- [Problem details] Without omitting anything, retype the data that follows.

- [Data lines]

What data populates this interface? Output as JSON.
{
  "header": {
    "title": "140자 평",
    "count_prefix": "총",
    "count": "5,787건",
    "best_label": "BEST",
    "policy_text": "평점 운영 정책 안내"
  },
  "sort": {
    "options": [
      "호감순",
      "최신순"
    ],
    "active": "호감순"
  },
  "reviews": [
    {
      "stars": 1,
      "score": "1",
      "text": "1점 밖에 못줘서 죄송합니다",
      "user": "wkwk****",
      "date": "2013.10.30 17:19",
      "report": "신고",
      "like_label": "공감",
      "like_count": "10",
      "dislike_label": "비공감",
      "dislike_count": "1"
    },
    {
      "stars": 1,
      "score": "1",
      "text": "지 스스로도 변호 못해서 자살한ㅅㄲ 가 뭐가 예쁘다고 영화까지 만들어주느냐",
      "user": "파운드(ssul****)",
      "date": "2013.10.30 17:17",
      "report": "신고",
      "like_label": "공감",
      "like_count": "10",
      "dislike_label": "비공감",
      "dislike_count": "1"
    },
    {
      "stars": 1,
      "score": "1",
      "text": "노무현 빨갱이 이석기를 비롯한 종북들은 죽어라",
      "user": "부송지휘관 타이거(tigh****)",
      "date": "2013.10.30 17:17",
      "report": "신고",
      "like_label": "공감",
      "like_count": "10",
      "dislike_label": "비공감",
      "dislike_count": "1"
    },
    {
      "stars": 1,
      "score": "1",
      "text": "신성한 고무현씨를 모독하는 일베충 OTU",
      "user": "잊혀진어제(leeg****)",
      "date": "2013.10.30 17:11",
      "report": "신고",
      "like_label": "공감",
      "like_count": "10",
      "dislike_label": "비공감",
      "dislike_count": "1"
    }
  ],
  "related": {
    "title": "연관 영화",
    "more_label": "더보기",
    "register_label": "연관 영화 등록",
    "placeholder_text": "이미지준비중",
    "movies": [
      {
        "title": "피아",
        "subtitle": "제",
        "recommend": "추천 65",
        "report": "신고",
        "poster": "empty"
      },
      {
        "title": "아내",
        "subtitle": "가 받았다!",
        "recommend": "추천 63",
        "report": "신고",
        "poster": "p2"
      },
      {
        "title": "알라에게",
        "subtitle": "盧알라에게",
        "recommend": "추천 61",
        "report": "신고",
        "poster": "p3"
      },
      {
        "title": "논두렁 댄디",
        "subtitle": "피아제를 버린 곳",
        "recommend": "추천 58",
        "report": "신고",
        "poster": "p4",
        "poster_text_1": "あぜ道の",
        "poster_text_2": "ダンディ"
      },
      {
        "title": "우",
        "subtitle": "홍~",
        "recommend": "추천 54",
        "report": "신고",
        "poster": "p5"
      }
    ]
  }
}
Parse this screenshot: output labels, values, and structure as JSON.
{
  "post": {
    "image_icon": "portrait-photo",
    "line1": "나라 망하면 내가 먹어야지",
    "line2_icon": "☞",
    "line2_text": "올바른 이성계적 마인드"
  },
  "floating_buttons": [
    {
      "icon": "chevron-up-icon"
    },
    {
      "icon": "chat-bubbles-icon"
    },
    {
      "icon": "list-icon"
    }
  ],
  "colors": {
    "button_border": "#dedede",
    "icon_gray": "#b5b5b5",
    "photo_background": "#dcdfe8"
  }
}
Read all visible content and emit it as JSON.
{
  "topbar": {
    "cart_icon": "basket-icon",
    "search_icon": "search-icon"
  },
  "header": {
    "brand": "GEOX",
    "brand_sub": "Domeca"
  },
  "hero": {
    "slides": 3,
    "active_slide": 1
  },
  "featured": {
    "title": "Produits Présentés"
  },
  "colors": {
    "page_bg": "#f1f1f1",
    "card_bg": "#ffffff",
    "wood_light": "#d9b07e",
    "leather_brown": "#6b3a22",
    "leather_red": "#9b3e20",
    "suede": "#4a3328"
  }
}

- [In response]
What data populates this interface? Output as JSON.
{
  "header": {
    "title": "140자 평",
    "count_prefix": "총",
    "count": "5,787건",
    "best_label": "BEST",
    "policy_text": "평점 운영 정책 안내"
  },
  "sort": {
    "options": [
      "호감순",
      "최신순"
    ],
    "active": "호감순"
  },
  "reviews": [
    {
      "stars": 1,
      "score": "1",
      "text": "1점 밖에 못줘서 죄송합니다",
      "user": "wkwk****",
      "date": "2013.10.30 17:19",
      "report": "신고",
      "like_label": "공감",
      "like_count": "10",
      "dislike_label": "비공감",
      "dislike_count": "1"
    },
    {
      "stars": 1,
      "score": "1",
      "text": "지 스스로도 변호 못해서 자살한ㅅㄲ 가 뭐가 예쁘다고 영화까지 만들어주느냐",
      "user": "파운드(ssul****)",
      "date": "2013.10.30 17:17",
      "report": "신고",
      "like_label": "공감",
      "like_count": "10",
      "dislike_label": "비공감",
      "dislike_count": "1"
    },
    {
      "stars": 1,
      "score": "1",
      "text": "노무현 빨갱이 이석기를 비롯한 종북들은 죽어라",
      "user": "부송지휘관 타이거(tigh****)",
      "date": "2013.10.30 17:17",
      "report": "신고",
      "like_label": "공감",
      "like_count": "10",
      "dislike_label": "비공감",
      "dislike_count": "1"
    },
    {
      "stars": 1,
      "score": "1",
      "text": "신성한 고무현씨를 모독하는 일베충 OTU",
      "user": "잊혀진어제(leeg****)",
      "date": "2013.10.30 17:11",
      "report": "신고",
      "like_label": "공감",
      "like_count": "10",
      "dislike_label": "비공감",
      "dislike_count": "1"
    }
  ],
  "related": {
    "title": "연관 영화",
    "more_label": "더보기",
    "register_label": "연관 영화 등록",
    "placeholder_text": "이미지준비중",
    "movies": [
      {
        "title": "피아",
        "subtitle": "제",
        "recommend": "추천 65",
        "report": "신고",
        "poster": "empty"
      },
      {
        "title": "아내",
        "subtitle": "가 받았다!",
        "recommend": "추천 63",
        "report": "신고",
        "poster": "p2"
      },
      {
        "title": "알라에게",
        "subtitle": "盧알라에게",
        "recommend": "추천 61",
        "report": "신고",
        "poster": "p3"
      },
      {
        "title": "논두렁 댄디",
        "subtitle": "피아제를 버린 곳",
        "recommend": "추천 58",
        "report": "신고",
        "poster": "p4",
        "poster_text_1": "あぜ道の",
        "poster_text_2": "ダンディ"
      },
      {
        "title": "우",
        "subtitle": "홍~",
        "recommend": "추천 54",
        "report": "신고",
        "poster": "p5"
      }
    ]
  }
}
Parse this screenshot: output labels, values, and structure as JSON.
{
  "post": {
    "image_icon": "portrait-photo",
    "line1": "나라 망하면 내가 먹어야지",
    "line2_icon": "☞",
    "line2_text": "올바른 이성계적 마인드"
  },
  "floating_buttons": [
    {
      "icon": "chevron-up-icon"
    },
    {
      "icon": "chat-bubbles-icon"
    },
    {
      "icon": "list-icon"
    }
  ],
  "colors": {
    "button_border": "#dedede",
    "icon_gray": "#b5b5b5",
    "photo_background": "#dcdfe8"
  }
}
Read all visible content and emit it as JSON.
{
  "topbar": {
    "cart_icon": "basket-icon",
    "search_icon": "search-icon"
  },
  "header": {
    "brand": "GEOX",
    "brand_sub": "Domeca"
  },
  "hero": {
    "slides": 3,
    "active_slide": 1
  },
  "featured": {
    "title": "Produits Présentés"
  },
  "colors": {
    "page_bg": "#f1f1f1",
    "card_bg": "#ffffff",
    "wood_light": "#d9b07e",
    "leather_brown": "#6b3a22",
    "leather_red": "#9b3e20",
    "suede": "#4a3328"
  }
}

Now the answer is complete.